RECORD EXCERPTS
--------------------------------------------------

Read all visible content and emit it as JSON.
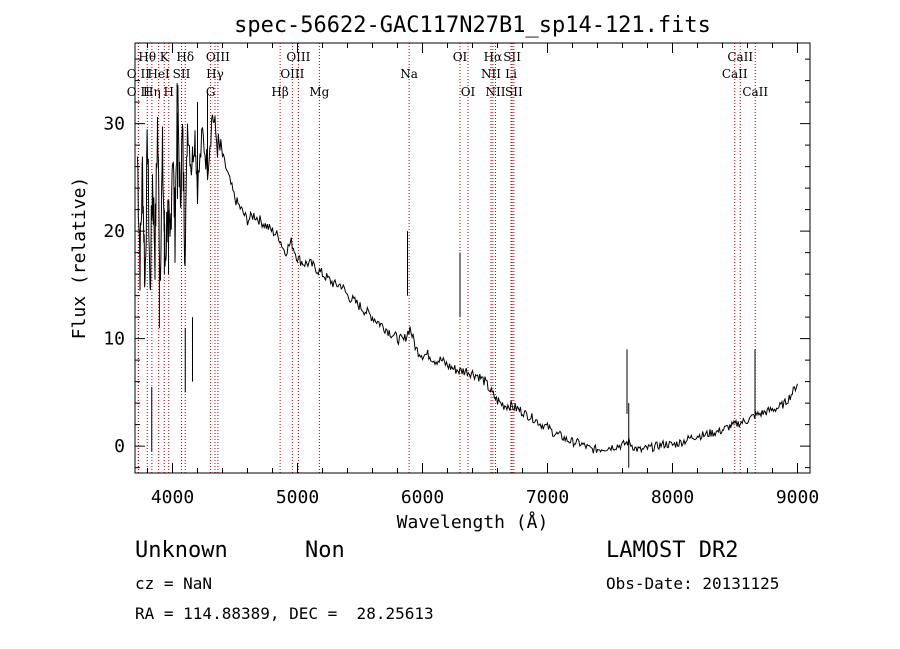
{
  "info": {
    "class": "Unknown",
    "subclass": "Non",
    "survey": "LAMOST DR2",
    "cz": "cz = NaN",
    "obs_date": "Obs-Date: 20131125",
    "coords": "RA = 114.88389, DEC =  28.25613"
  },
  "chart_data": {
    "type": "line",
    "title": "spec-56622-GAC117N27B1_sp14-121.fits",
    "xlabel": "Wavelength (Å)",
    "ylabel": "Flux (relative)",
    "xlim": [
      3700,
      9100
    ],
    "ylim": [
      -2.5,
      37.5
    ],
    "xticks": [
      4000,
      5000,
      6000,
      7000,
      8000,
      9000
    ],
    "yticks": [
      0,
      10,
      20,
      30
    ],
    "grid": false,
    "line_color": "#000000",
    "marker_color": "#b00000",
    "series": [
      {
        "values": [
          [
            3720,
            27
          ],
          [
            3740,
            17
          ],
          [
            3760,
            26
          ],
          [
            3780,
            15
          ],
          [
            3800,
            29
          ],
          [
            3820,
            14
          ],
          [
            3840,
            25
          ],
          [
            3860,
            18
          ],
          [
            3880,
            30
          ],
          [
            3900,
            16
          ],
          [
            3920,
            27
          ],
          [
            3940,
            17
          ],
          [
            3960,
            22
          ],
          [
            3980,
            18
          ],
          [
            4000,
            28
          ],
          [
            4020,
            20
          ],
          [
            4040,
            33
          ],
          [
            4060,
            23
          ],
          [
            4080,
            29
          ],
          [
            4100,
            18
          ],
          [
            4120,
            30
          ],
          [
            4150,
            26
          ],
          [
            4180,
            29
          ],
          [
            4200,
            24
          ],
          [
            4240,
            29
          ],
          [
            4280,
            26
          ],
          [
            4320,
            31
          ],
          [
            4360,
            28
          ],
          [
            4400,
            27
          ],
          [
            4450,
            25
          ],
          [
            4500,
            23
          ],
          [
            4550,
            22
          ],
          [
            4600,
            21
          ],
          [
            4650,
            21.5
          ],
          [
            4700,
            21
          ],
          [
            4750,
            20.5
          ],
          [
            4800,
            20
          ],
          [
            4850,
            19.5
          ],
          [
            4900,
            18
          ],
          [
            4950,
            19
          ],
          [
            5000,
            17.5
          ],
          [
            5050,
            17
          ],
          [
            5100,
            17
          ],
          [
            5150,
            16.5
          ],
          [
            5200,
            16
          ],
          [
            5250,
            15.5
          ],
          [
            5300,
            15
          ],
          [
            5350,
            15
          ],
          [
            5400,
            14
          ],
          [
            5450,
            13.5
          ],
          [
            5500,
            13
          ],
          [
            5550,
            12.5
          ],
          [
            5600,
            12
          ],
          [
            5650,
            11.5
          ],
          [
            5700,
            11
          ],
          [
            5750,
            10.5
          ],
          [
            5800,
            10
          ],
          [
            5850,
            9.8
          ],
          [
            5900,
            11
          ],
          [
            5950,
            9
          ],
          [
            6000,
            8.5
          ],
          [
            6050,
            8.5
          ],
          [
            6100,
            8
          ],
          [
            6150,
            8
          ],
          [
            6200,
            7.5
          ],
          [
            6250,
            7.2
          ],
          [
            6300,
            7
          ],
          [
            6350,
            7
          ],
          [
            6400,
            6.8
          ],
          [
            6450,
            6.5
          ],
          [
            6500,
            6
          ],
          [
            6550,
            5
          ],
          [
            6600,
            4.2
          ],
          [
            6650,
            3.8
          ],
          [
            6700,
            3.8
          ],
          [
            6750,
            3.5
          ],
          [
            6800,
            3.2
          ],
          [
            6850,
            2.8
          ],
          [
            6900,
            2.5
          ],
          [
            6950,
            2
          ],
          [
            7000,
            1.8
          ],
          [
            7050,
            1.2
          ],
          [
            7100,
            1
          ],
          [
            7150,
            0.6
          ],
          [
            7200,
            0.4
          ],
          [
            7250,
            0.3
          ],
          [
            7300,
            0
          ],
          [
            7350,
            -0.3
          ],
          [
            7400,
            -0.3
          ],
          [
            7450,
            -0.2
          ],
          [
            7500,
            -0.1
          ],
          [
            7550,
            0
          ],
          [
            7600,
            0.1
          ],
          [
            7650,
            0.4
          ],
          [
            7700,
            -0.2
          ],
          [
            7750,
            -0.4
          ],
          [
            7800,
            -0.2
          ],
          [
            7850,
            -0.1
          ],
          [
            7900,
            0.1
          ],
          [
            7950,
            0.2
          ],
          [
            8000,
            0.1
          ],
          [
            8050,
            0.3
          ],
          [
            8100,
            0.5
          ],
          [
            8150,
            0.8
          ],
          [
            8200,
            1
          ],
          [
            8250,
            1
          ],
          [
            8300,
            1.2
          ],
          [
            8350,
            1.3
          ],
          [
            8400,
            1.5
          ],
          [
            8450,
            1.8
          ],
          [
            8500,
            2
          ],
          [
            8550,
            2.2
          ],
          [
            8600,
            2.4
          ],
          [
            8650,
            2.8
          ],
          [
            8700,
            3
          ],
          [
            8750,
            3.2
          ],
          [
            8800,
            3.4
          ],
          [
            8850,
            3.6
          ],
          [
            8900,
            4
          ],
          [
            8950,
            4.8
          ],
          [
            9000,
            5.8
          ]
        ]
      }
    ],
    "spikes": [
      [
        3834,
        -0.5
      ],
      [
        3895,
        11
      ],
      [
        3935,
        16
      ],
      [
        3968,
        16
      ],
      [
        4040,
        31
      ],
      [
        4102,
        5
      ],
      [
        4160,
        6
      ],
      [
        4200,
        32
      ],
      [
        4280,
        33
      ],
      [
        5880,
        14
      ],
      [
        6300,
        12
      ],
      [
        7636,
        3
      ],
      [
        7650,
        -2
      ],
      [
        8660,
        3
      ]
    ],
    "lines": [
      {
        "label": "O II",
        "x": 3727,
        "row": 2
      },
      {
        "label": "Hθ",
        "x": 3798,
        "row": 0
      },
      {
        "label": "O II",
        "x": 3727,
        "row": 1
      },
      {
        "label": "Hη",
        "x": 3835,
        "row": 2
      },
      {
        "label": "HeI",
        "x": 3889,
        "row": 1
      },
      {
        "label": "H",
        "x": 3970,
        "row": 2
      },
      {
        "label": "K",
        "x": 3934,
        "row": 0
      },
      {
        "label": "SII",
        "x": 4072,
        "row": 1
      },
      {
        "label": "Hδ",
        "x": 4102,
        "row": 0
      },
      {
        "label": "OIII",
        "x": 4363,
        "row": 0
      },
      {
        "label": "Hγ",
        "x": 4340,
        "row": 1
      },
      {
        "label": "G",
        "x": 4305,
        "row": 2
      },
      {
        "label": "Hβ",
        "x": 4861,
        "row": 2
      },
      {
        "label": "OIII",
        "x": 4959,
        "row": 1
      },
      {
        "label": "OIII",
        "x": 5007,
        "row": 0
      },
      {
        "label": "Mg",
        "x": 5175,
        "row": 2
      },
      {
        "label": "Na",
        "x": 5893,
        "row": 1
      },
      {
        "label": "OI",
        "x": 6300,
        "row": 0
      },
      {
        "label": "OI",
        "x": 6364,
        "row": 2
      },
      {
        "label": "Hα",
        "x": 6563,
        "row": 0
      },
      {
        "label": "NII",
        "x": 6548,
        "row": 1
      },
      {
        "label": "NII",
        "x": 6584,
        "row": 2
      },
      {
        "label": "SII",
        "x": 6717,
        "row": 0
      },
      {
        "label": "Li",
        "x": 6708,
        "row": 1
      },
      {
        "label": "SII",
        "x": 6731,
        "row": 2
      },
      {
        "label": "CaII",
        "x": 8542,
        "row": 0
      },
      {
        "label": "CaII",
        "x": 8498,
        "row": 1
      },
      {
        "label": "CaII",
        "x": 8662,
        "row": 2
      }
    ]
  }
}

--------------------------------------------------

PROMPT
Leave out the pictures and transcribe everything else exactly.

TASK RESPONSE
Read all visible content and emit it as JSON.
{
  "info": {
    "class": "Unknown",
    "subclass": "Non",
    "survey": "LAMOST DR2",
    "cz": "cz = NaN",
    "obs_date": "Obs-Date: 20131125",
    "coords": "RA = 114.88389, DEC =  28.25613"
  },
  "chart_data": {
    "type": "line",
    "title": "spec-56622-GAC117N27B1_sp14-121.fits",
    "xlabel": "Wavelength (Å)",
    "ylabel": "Flux (relative)",
    "xlim": [
      3700,
      9100
    ],
    "ylim": [
      -2.5,
      37.5
    ],
    "xticks": [
      4000,
      5000,
      6000,
      7000,
      8000,
      9000
    ],
    "yticks": [
      0,
      10,
      20,
      30
    ],
    "grid": false,
    "line_color": "#000000",
    "marker_color": "#b00000",
    "series": [
      {
        "values": [
          [
            3720,
            27
          ],
          [
            3740,
            17
          ],
          [
            3760,
            26
          ],
          [
            3780,
            15
          ],
          [
            3800,
            29
          ],
          [
            3820,
            14
          ],
          [
            3840,
            25
          ],
          [
            3860,
            18
          ],
          [
            3880,
            30
          ],
          [
            3900,
            16
          ],
          [
            3920,
            27
          ],
          [
            3940,
            17
          ],
          [
            3960,
            22
          ],
          [
            3980,
            18
          ],
          [
            4000,
            28
          ],
          [
            4020,
            20
          ],
          [
            4040,
            33
          ],
          [
            4060,
            23
          ],
          [
            4080,
            29
          ],
          [
            4100,
            18
          ],
          [
            4120,
            30
          ],
          [
            4150,
            26
          ],
          [
            4180,
            29
          ],
          [
            4200,
            24
          ],
          [
            4240,
            29
          ],
          [
            4280,
            26
          ],
          [
            4320,
            31
          ],
          [
            4360,
            28
          ],
          [
            4400,
            27
          ],
          [
            4450,
            25
          ],
          [
            4500,
            23
          ],
          [
            4550,
            22
          ],
          [
            4600,
            21
          ],
          [
            4650,
            21.5
          ],
          [
            4700,
            21
          ],
          [
            4750,
            20.5
          ],
          [
            4800,
            20
          ],
          [
            4850,
            19.5
          ],
          [
            4900,
            18
          ],
          [
            4950,
            19
          ],
          [
            5000,
            17.5
          ],
          [
            5050,
            17
          ],
          [
            5100,
            17
          ],
          [
            5150,
            16.5
          ],
          [
            5200,
            16
          ],
          [
            5250,
            15.5
          ],
          [
            5300,
            15
          ],
          [
            5350,
            15
          ],
          [
            5400,
            14
          ],
          [
            5450,
            13.5
          ],
          [
            5500,
            13
          ],
          [
            5550,
            12.5
          ],
          [
            5600,
            12
          ],
          [
            5650,
            11.5
          ],
          [
            5700,
            11
          ],
          [
            5750,
            10.5
          ],
          [
            5800,
            10
          ],
          [
            5850,
            9.8
          ],
          [
            5900,
            11
          ],
          [
            5950,
            9
          ],
          [
            6000,
            8.5
          ],
          [
            6050,
            8.5
          ],
          [
            6100,
            8
          ],
          [
            6150,
            8
          ],
          [
            6200,
            7.5
          ],
          [
            6250,
            7.2
          ],
          [
            6300,
            7
          ],
          [
            6350,
            7
          ],
          [
            6400,
            6.8
          ],
          [
            6450,
            6.5
          ],
          [
            6500,
            6
          ],
          [
            6550,
            5
          ],
          [
            6600,
            4.2
          ],
          [
            6650,
            3.8
          ],
          [
            6700,
            3.8
          ],
          [
            6750,
            3.5
          ],
          [
            6800,
            3.2
          ],
          [
            6850,
            2.8
          ],
          [
            6900,
            2.5
          ],
          [
            6950,
            2
          ],
          [
            7000,
            1.8
          ],
          [
            7050,
            1.2
          ],
          [
            7100,
            1
          ],
          [
            7150,
            0.6
          ],
          [
            7200,
            0.4
          ],
          [
            7250,
            0.3
          ],
          [
            7300,
            0
          ],
          [
            7350,
            -0.3
          ],
          [
            7400,
            -0.3
          ],
          [
            7450,
            -0.2
          ],
          [
            7500,
            -0.1
          ],
          [
            7550,
            0
          ],
          [
            7600,
            0.1
          ],
          [
            7650,
            0.4
          ],
          [
            7700,
            -0.2
          ],
          [
            7750,
            -0.4
          ],
          [
            7800,
            -0.2
          ],
          [
            7850,
            -0.1
          ],
          [
            7900,
            0.1
          ],
          [
            7950,
            0.2
          ],
          [
            8000,
            0.1
          ],
          [
            8050,
            0.3
          ],
          [
            8100,
            0.5
          ],
          [
            8150,
            0.8
          ],
          [
            8200,
            1
          ],
          [
            8250,
            1
          ],
          [
            8300,
            1.2
          ],
          [
            8350,
            1.3
          ],
          [
            8400,
            1.5
          ],
          [
            8450,
            1.8
          ],
          [
            8500,
            2
          ],
          [
            8550,
            2.2
          ],
          [
            8600,
            2.4
          ],
          [
            8650,
            2.8
          ],
          [
            8700,
            3
          ],
          [
            8750,
            3.2
          ],
          [
            8800,
            3.4
          ],
          [
            8850,
            3.6
          ],
          [
            8900,
            4
          ],
          [
            8950,
            4.8
          ],
          [
            9000,
            5.8
          ]
        ]
      }
    ],
    "spikes": [
      [
        3834,
        -0.5
      ],
      [
        3895,
        11
      ],
      [
        3935,
        16
      ],
      [
        3968,
        16
      ],
      [
        4040,
        31
      ],
      [
        4102,
        5
      ],
      [
        4160,
        6
      ],
      [
        4200,
        32
      ],
      [
        4280,
        33
      ],
      [
        5880,
        14
      ],
      [
        6300,
        12
      ],
      [
        7636,
        3
      ],
      [
        7650,
        -2
      ],
      [
        8660,
        3
      ]
    ],
    "lines": [
      {
        "label": "O II",
        "x": 3727,
        "row": 2
      },
      {
        "label": "Hθ",
        "x": 3798,
        "row": 0
      },
      {
        "label": "O II",
        "x": 3727,
        "row": 1
      },
      {
        "label": "Hη",
        "x": 3835,
        "row": 2
      },
      {
        "label": "HeI",
        "x": 3889,
        "row": 1
      },
      {
        "label": "H",
        "x": 3970,
        "row": 2
      },
      {
        "label": "K",
        "x": 3934,
        "row": 0
      },
      {
        "label": "SII",
        "x": 4072,
        "row": 1
      },
      {
        "label": "Hδ",
        "x": 4102,
        "row": 0
      },
      {
        "label": "OIII",
        "x": 4363,
        "row": 0
      },
      {
        "label": "Hγ",
        "x": 4340,
        "row": 1
      },
      {
        "label": "G",
        "x": 4305,
        "row": 2
      },
      {
        "label": "Hβ",
        "x": 4861,
        "row": 2
      },
      {
        "label": "OIII",
        "x": 4959,
        "row": 1
      },
      {
        "label": "OIII",
        "x": 5007,
        "row": 0
      },
      {
        "label": "Mg",
        "x": 5175,
        "row": 2
      },
      {
        "label": "Na",
        "x": 5893,
        "row": 1
      },
      {
        "label": "OI",
        "x": 6300,
        "row": 0
      },
      {
        "label": "OI",
        "x": 6364,
        "row": 2
      },
      {
        "label": "Hα",
        "x": 6563,
        "row": 0
      },
      {
        "label": "NII",
        "x": 6548,
        "row": 1
      },
      {
        "label": "NII",
        "x": 6584,
        "row": 2
      },
      {
        "label": "SII",
        "x": 6717,
        "row": 0
      },
      {
        "label": "Li",
        "x": 6708,
        "row": 1
      },
      {
        "label": "SII",
        "x": 6731,
        "row": 2
      },
      {
        "label": "CaII",
        "x": 8542,
        "row": 0
      },
      {
        "label": "CaII",
        "x": 8498,
        "row": 1
      },
      {
        "label": "CaII",
        "x": 8662,
        "row": 2
      }
    ]
  }
}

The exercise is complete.